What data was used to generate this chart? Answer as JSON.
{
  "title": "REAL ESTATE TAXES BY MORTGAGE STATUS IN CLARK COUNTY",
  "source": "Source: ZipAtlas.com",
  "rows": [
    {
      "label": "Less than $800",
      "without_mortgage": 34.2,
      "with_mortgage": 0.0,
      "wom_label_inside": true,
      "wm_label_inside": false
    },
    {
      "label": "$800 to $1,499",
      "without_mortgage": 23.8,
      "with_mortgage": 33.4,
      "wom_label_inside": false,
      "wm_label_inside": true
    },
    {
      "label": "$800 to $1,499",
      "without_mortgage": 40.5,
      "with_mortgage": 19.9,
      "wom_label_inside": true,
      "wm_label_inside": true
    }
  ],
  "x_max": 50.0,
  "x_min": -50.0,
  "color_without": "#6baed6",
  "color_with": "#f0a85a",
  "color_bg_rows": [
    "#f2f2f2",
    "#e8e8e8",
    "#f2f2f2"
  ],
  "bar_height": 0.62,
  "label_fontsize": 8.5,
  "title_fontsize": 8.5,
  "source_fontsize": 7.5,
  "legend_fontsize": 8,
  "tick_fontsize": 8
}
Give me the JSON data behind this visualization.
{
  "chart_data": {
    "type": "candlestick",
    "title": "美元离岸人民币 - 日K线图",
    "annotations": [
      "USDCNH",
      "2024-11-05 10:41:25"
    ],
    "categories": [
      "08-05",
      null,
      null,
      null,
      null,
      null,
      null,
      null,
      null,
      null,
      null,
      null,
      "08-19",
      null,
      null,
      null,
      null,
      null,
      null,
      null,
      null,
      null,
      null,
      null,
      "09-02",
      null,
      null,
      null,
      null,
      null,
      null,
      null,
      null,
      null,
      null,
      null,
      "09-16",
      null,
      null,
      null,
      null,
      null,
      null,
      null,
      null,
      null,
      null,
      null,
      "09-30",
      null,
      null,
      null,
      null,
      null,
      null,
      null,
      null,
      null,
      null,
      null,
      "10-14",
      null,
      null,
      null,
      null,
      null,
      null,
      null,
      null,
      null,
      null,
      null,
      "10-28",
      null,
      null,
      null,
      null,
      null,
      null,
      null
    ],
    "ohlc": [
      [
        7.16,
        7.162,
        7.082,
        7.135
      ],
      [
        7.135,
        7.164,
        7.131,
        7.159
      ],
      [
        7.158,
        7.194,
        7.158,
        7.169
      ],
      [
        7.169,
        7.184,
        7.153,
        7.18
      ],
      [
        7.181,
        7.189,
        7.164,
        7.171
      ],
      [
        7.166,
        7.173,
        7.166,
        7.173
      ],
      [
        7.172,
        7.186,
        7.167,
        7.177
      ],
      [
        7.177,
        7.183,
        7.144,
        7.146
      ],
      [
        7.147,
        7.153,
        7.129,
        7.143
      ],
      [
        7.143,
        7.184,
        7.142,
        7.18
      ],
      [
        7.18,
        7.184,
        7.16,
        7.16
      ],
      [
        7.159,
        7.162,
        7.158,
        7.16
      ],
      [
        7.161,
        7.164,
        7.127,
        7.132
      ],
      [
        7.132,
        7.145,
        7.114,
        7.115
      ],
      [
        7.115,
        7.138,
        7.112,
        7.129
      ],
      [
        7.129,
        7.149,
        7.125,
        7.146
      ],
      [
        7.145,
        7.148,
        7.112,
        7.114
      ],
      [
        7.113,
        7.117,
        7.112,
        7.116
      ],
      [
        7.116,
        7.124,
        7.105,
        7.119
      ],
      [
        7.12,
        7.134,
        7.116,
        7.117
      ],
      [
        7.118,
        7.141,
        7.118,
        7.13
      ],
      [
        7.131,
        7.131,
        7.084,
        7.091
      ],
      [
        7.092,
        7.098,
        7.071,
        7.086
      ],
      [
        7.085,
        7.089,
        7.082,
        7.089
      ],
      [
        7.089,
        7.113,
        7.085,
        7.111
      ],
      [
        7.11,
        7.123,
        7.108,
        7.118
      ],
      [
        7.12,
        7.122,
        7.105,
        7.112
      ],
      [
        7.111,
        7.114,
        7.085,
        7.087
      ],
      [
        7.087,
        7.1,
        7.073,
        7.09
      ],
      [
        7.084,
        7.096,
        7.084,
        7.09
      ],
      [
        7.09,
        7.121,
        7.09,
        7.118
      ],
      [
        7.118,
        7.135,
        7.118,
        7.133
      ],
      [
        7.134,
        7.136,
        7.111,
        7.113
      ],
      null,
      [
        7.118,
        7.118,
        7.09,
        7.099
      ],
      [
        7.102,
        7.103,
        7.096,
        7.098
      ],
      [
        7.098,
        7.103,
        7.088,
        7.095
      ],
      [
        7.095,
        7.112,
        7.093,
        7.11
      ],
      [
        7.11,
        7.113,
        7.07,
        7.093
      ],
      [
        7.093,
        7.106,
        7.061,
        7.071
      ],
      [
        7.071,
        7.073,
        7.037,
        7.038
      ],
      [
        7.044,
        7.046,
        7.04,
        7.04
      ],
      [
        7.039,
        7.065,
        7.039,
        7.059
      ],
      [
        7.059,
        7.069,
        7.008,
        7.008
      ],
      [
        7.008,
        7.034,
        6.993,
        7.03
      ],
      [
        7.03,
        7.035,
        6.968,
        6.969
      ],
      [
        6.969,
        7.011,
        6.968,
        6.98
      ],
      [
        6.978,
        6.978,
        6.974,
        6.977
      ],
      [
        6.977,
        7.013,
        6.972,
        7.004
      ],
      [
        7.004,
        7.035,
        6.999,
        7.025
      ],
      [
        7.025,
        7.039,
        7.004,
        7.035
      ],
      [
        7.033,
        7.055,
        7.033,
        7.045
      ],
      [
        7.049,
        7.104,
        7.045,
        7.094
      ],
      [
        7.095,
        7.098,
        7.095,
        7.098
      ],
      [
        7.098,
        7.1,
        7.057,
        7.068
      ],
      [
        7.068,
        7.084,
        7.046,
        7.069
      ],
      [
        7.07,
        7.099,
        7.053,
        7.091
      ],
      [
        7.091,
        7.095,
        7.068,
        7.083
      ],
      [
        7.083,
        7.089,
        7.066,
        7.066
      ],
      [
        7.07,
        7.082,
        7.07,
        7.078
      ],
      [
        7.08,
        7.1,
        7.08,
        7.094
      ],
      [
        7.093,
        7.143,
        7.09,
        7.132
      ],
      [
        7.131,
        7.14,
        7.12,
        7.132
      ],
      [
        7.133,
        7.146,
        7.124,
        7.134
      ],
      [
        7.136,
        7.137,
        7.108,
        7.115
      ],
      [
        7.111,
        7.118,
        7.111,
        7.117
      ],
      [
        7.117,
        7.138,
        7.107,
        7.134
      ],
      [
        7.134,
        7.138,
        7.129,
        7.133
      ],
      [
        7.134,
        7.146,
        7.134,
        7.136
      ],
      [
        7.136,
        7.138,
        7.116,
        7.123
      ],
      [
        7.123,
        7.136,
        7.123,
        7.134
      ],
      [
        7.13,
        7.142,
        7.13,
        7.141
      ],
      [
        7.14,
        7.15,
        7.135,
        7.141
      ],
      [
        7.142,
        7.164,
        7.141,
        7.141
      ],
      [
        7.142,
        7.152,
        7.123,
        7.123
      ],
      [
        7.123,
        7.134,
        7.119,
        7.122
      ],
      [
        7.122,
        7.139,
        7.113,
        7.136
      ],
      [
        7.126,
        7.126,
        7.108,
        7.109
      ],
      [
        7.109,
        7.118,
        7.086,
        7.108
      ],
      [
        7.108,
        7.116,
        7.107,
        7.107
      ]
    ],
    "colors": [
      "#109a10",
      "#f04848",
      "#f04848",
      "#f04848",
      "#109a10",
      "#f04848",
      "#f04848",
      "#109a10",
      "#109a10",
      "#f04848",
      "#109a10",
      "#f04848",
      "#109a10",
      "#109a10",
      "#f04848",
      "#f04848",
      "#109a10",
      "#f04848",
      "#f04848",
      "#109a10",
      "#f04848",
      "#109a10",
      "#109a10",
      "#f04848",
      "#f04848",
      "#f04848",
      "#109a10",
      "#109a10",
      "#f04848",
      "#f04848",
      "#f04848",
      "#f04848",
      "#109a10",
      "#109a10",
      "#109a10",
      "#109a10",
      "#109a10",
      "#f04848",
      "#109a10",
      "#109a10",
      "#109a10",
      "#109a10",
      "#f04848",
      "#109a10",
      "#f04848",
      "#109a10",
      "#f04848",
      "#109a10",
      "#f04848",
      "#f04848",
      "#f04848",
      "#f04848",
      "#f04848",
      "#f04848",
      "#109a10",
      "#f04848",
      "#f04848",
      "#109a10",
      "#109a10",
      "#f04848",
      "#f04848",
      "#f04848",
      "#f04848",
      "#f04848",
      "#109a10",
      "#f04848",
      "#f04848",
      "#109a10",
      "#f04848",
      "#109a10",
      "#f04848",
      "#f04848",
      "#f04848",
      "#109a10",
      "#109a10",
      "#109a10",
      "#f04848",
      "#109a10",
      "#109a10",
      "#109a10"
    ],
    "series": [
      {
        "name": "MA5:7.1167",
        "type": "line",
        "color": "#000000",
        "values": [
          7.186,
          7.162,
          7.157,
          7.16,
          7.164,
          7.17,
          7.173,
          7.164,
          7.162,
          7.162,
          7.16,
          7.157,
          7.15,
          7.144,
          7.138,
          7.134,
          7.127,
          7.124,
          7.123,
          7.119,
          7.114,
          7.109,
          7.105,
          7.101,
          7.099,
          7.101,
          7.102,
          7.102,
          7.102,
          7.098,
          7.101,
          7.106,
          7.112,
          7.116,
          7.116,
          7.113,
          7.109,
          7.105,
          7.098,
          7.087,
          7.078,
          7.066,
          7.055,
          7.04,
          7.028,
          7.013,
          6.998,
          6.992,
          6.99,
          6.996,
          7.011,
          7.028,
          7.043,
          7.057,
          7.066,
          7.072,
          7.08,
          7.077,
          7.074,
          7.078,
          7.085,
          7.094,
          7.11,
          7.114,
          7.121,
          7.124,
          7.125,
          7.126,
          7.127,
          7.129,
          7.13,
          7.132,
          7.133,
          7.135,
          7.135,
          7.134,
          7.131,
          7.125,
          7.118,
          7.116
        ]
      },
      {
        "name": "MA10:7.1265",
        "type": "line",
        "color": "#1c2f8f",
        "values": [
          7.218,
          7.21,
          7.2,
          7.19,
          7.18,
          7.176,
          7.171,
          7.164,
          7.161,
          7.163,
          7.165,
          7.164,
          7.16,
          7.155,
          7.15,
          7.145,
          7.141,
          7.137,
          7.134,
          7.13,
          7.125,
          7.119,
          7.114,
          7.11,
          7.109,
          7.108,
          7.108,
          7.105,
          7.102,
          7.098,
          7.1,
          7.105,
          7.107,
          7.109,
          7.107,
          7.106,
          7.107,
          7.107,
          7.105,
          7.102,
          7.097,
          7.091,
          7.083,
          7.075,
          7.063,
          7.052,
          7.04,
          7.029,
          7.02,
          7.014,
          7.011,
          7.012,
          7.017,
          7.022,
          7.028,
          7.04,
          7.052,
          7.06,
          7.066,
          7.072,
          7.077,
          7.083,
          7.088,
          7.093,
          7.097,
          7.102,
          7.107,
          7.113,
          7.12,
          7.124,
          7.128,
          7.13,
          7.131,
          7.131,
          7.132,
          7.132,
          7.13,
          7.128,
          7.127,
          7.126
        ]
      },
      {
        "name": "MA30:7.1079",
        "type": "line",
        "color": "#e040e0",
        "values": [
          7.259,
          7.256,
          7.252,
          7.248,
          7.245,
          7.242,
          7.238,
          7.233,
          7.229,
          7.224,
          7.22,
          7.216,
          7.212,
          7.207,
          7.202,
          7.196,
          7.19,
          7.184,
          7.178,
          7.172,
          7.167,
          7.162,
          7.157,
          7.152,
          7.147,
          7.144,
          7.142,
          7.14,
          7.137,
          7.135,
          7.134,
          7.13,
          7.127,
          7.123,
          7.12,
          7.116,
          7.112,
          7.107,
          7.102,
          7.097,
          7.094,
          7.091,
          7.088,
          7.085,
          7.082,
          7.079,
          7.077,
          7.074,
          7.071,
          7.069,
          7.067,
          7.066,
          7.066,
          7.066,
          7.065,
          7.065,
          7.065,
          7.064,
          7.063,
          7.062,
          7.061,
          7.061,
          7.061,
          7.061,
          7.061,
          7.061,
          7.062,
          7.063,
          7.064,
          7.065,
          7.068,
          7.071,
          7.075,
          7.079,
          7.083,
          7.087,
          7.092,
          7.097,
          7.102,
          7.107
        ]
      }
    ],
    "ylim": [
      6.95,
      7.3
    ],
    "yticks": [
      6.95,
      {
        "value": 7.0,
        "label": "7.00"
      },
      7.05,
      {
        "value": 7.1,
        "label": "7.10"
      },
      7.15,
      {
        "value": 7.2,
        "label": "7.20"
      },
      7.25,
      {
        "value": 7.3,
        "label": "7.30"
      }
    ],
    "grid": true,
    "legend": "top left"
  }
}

_Your task_
From the data, collect all lines where the string "name" appears.

_Response_
        "name": "MA5:7.1167",
        "name": "MA10:7.1265",
        "name": "MA30:7.1079",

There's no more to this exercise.